В письме, которое приведено практически полностью, шла речь о безвременной кончине Любови Бакуниной. Ей было всего 27 лет. Незадолго до отъезда Станкевича за границу она была официально названа его невестой. Свадьбу планировали сыграть сразу после возвращения жениха на родину. Но надеждам не суждено было сбыться.
Что испытал Станкевич после получения этого страшного известия? О чем он думал в те минуты? Какие чувства им владели? Частично ответы на эти вопросы находим в письмах Грановского и самого Станкевича.

========================

▶ **Цель задания**
Воспроизведите целиком и дословно текст о кончине Любови Бакуниной.

========================

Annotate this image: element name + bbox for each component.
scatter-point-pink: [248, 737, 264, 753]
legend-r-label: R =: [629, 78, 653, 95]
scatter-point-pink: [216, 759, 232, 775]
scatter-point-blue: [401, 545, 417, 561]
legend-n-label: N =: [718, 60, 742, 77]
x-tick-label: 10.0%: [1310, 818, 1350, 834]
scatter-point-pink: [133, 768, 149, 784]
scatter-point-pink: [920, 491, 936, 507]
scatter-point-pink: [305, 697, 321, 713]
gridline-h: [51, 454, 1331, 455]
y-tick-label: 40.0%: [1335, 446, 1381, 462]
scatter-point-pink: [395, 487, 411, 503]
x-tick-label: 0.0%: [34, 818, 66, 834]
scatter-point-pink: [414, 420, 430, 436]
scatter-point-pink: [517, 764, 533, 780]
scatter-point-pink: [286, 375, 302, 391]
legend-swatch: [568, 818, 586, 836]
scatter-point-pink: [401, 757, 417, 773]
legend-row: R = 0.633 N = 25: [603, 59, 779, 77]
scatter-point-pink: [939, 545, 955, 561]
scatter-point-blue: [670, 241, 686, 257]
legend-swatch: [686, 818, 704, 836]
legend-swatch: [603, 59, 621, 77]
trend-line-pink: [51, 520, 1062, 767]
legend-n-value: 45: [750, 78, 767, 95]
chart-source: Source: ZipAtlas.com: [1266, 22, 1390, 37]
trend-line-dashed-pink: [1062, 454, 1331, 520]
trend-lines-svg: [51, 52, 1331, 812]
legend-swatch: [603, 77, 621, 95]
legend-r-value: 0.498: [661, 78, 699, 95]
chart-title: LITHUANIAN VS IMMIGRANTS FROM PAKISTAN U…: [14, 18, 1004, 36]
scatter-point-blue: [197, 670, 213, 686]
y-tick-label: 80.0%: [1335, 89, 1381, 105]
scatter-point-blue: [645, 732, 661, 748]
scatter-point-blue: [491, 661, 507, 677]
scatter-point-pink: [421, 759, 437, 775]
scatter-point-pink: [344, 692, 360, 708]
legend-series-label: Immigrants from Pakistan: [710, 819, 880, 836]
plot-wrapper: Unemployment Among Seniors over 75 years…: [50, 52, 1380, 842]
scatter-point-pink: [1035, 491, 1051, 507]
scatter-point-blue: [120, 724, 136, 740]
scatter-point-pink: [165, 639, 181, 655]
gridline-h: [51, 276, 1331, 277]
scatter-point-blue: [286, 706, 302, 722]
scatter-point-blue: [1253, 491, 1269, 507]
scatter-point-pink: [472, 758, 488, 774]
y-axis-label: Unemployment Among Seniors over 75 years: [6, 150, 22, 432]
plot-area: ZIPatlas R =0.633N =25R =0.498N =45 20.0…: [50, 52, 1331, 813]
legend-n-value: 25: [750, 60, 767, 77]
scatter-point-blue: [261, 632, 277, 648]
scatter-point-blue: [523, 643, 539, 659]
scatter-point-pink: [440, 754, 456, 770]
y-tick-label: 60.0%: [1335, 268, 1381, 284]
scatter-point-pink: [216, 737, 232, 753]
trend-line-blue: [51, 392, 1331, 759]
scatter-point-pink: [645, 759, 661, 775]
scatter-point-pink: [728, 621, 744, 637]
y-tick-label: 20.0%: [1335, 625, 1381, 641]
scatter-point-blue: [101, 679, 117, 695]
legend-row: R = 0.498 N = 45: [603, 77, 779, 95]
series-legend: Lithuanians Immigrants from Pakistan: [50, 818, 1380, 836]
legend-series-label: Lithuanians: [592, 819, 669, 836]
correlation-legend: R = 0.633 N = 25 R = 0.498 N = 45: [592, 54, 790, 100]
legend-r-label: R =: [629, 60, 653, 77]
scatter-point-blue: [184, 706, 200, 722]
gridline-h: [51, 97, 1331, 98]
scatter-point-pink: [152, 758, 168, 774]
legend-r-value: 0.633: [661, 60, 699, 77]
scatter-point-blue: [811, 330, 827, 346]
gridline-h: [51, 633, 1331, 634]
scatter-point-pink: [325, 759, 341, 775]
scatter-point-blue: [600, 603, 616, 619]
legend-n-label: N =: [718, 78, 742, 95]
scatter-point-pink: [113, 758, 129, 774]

========================

▶ **Ожидаемый результат**
В письме, которое приведено практически полностью, шла речь о безвременной кончине Любови Бакуниной. Ей было всего 27 лет. Незадолго до отъезда Станкевича за границу она была официально названа его невестой. Свадьбу планировали сыграть сразу после возвращения жениха на родину. Но надеждам не суждено было сбыться.
Что испытал Станкевич после получения этого страшного известия? О чем он думал в те минуты? Какие чувства им владели? Частично ответы на эти вопросы находим в письмах Грановского и самого Станкевича.